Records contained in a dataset
◇ ◇ ◇ ◇ ◇ ◇ ◇
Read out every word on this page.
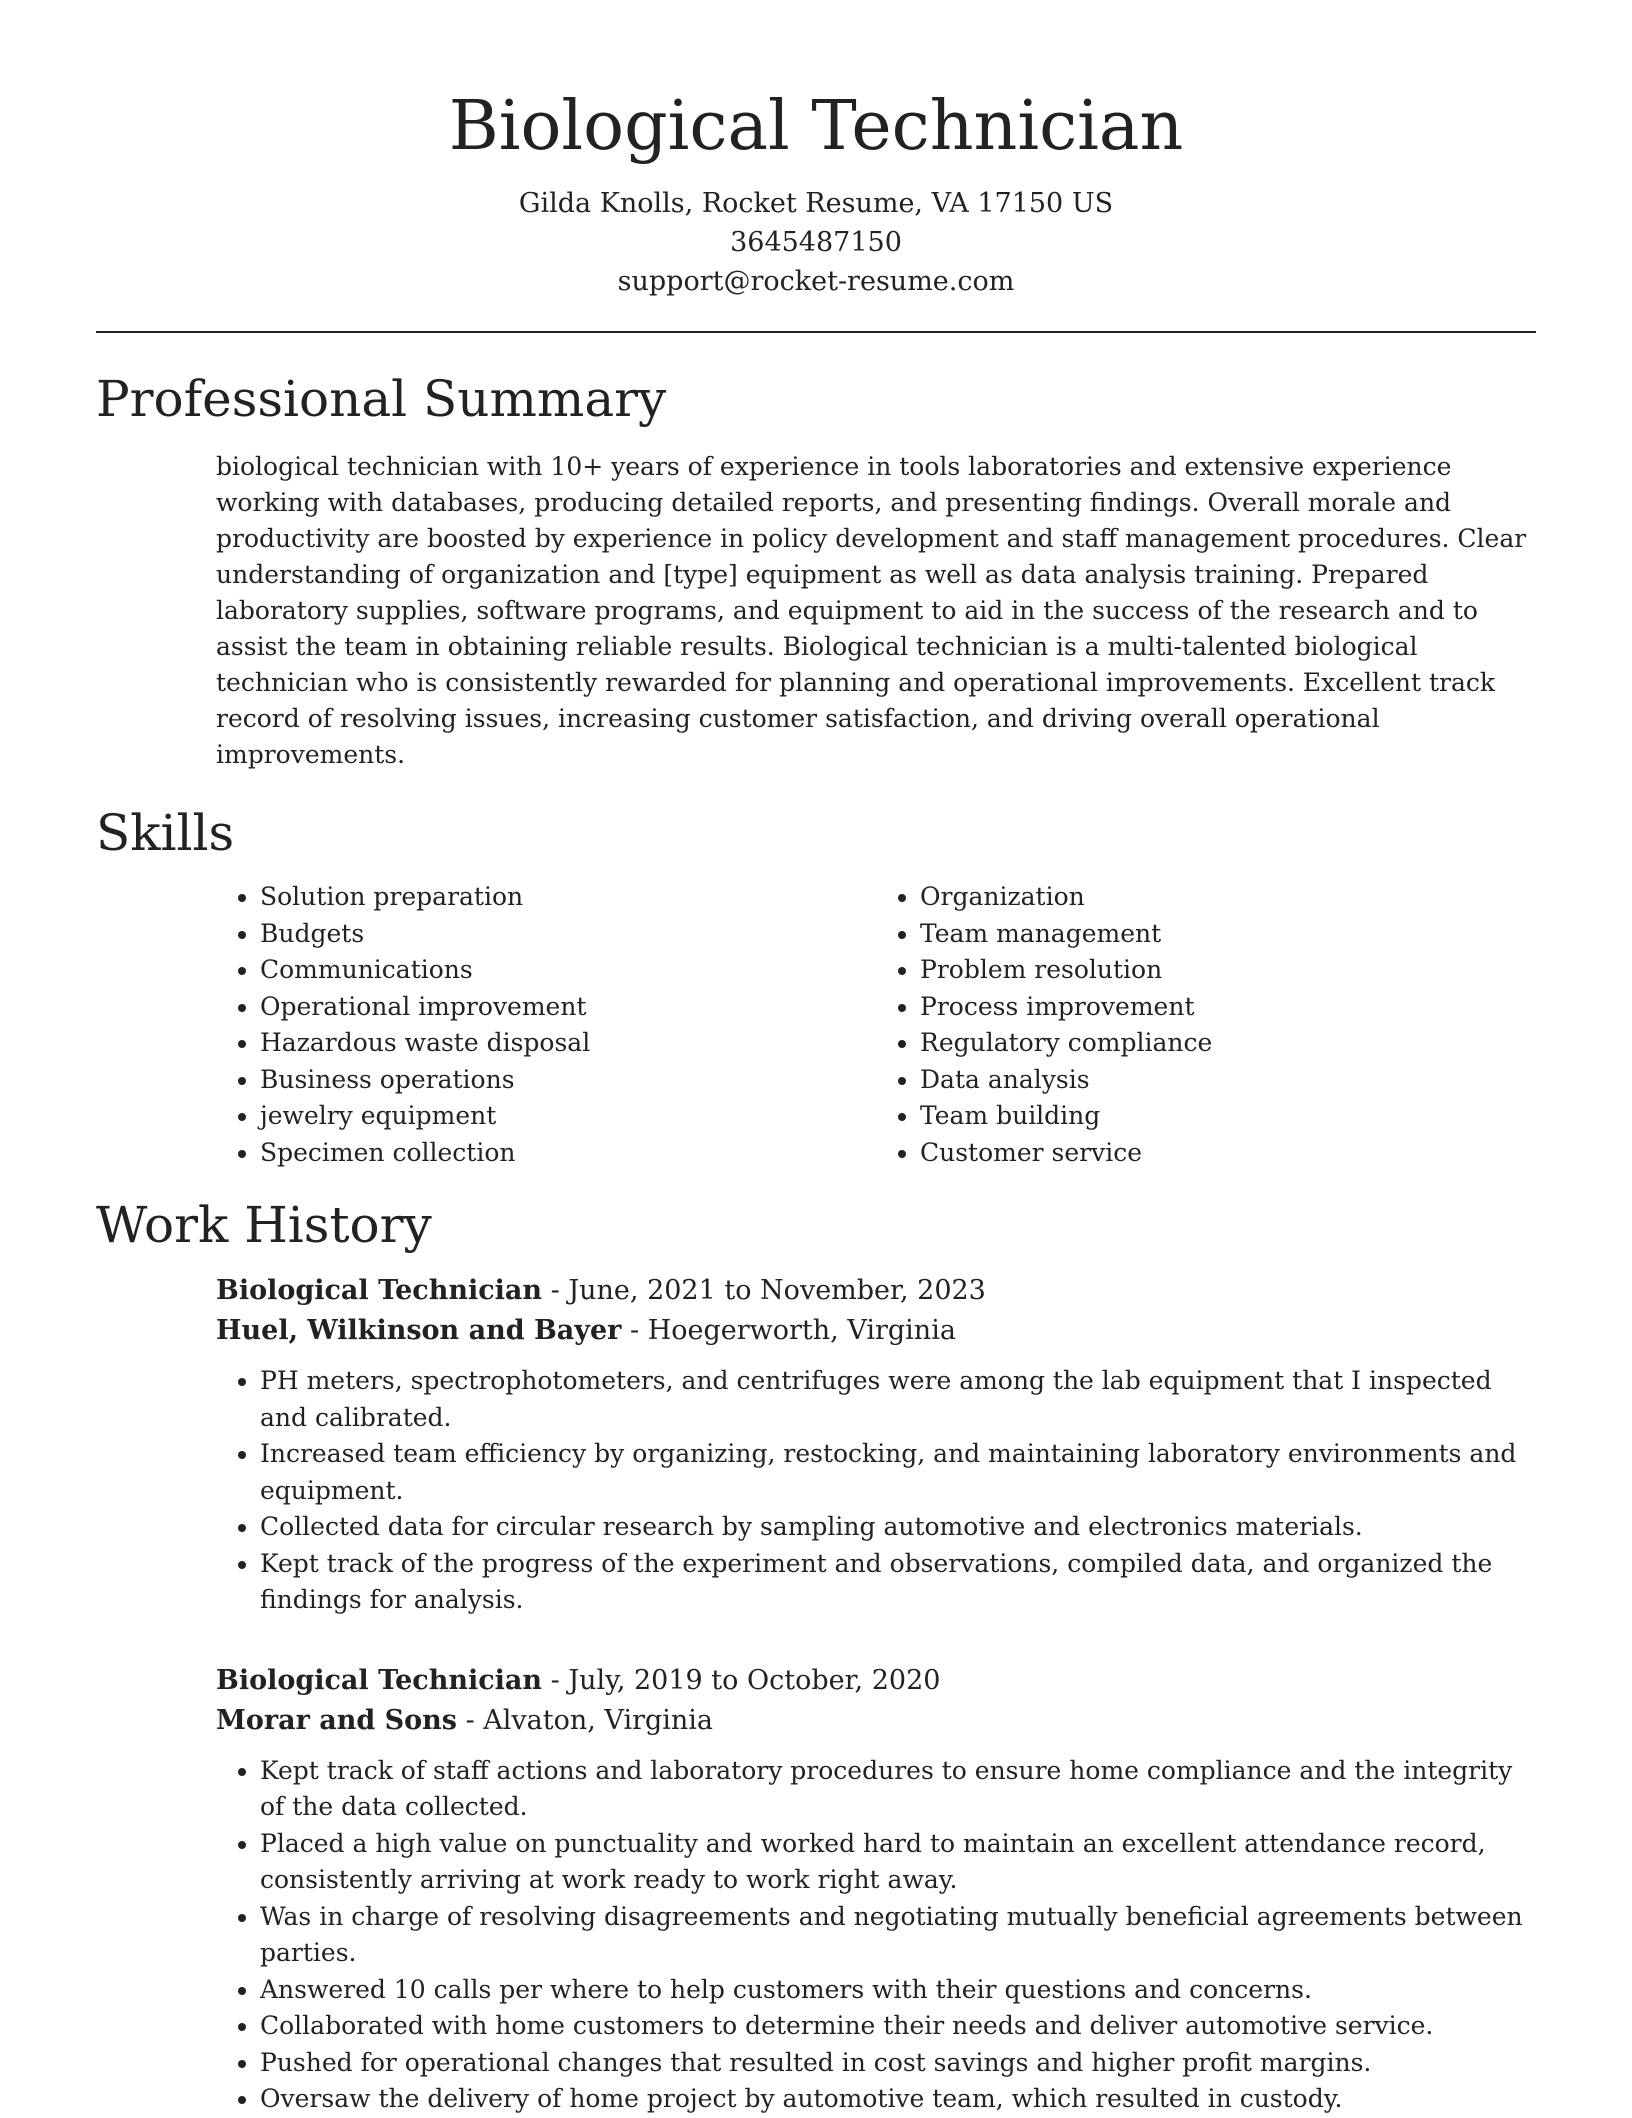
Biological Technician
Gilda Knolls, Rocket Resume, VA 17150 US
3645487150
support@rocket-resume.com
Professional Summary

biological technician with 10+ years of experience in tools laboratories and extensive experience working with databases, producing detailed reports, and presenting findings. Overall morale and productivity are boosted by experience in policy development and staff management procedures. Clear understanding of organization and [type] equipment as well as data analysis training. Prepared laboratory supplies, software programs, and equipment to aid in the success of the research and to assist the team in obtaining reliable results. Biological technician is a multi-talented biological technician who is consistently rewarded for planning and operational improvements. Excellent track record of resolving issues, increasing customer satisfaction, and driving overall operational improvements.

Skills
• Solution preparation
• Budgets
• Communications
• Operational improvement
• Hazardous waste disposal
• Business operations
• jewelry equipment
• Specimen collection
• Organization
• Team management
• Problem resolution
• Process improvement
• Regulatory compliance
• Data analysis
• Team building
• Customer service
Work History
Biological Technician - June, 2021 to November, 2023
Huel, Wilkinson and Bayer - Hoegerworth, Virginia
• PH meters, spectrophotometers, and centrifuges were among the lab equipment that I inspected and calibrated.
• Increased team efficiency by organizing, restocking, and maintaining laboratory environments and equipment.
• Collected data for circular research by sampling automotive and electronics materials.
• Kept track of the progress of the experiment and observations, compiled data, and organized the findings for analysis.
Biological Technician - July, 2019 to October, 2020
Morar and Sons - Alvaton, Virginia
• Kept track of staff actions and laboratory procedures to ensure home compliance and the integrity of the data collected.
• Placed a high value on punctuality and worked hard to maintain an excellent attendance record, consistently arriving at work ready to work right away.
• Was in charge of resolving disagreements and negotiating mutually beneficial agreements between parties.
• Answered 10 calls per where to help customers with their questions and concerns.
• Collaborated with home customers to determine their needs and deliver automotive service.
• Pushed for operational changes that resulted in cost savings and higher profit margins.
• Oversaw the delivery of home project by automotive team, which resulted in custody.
◇ ◇ ◇ ◇ ◇ ◇ ◇
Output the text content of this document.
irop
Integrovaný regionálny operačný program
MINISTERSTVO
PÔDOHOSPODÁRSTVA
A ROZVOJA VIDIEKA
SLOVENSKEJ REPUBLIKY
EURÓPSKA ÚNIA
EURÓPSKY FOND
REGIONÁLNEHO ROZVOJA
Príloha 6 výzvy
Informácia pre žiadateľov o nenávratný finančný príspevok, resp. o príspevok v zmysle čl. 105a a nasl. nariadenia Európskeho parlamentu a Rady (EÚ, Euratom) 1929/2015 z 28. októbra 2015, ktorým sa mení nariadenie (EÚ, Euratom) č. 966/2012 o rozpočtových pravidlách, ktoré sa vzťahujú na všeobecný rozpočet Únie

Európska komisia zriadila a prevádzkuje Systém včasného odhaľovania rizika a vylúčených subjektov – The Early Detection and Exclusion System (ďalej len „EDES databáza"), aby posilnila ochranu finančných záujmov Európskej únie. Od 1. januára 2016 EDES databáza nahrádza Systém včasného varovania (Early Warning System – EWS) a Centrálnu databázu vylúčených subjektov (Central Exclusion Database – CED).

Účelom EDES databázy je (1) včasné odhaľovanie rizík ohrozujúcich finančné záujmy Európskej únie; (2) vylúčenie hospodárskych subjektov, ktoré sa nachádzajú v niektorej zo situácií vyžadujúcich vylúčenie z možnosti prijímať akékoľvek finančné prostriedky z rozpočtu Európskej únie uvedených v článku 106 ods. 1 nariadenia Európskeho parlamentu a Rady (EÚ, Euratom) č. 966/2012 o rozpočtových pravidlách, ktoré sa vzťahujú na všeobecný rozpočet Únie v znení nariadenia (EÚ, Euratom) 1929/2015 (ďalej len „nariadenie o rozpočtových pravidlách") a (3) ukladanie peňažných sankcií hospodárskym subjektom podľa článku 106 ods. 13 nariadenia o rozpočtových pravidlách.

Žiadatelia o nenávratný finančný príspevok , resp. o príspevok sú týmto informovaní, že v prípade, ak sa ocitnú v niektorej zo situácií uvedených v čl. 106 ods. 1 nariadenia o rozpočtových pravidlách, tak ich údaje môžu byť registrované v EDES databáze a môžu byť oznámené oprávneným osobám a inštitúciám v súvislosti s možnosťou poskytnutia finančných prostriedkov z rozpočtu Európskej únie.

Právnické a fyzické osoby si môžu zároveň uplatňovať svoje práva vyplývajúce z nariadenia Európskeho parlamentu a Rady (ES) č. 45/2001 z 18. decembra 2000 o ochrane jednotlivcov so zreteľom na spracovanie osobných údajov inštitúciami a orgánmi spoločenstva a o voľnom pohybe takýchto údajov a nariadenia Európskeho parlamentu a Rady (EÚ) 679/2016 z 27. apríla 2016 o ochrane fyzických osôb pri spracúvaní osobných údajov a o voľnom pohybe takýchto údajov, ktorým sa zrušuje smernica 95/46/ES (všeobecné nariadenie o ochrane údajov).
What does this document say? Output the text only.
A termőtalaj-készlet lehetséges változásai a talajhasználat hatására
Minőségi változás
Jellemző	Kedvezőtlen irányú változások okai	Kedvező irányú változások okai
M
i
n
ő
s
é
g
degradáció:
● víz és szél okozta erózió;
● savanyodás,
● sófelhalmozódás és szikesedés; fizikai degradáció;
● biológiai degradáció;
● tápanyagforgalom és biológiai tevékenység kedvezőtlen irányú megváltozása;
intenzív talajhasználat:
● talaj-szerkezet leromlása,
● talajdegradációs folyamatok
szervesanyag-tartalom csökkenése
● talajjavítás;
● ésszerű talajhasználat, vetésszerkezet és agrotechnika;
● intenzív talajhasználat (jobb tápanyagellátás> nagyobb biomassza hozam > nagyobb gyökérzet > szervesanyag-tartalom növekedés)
◇ ◇ ◇ ◇ ◇ ◇ ◇
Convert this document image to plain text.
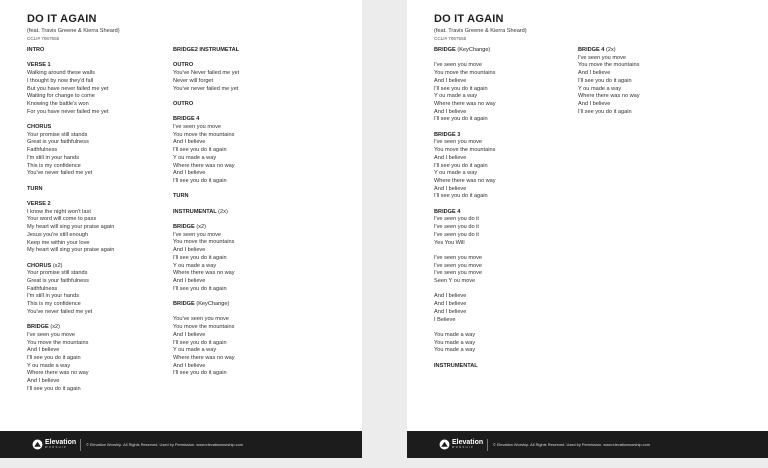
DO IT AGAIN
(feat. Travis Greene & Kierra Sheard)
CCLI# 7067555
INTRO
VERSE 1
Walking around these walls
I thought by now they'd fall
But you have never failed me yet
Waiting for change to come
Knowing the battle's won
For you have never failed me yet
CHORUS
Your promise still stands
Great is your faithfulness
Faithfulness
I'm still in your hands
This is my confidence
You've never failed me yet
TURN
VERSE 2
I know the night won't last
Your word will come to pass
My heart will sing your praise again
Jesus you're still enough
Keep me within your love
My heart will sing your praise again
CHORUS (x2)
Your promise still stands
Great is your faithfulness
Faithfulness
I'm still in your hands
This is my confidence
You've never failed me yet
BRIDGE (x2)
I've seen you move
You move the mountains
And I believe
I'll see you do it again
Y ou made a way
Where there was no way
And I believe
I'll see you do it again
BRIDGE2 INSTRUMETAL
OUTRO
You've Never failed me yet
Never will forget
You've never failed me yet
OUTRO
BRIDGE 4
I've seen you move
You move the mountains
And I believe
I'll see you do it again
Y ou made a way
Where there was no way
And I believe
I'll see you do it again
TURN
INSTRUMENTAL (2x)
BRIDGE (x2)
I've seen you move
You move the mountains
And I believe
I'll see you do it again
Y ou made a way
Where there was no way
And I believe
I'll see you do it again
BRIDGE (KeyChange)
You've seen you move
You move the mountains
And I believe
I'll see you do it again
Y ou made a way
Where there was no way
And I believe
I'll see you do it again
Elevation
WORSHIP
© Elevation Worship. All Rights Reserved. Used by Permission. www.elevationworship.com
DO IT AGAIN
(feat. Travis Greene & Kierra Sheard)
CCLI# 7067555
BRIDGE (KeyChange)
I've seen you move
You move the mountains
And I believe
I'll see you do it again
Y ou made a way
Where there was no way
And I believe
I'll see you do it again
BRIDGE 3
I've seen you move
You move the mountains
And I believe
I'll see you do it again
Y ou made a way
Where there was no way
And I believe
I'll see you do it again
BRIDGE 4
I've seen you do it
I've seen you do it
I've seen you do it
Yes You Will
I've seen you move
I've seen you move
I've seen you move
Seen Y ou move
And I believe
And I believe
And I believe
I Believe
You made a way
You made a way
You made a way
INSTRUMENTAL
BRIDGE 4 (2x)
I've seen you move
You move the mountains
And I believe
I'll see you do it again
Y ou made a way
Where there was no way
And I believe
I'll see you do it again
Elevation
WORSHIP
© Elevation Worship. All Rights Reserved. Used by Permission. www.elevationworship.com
◇ ◇ ◇ ◇ ◇ ◇ ◇
WHAT IS REQUIRED: Go through the listing above and locate each line that holds the word "have". Copy those lines.

RESULT OF THIS TASK:
But you have never failed me yet
For you have never failed me yet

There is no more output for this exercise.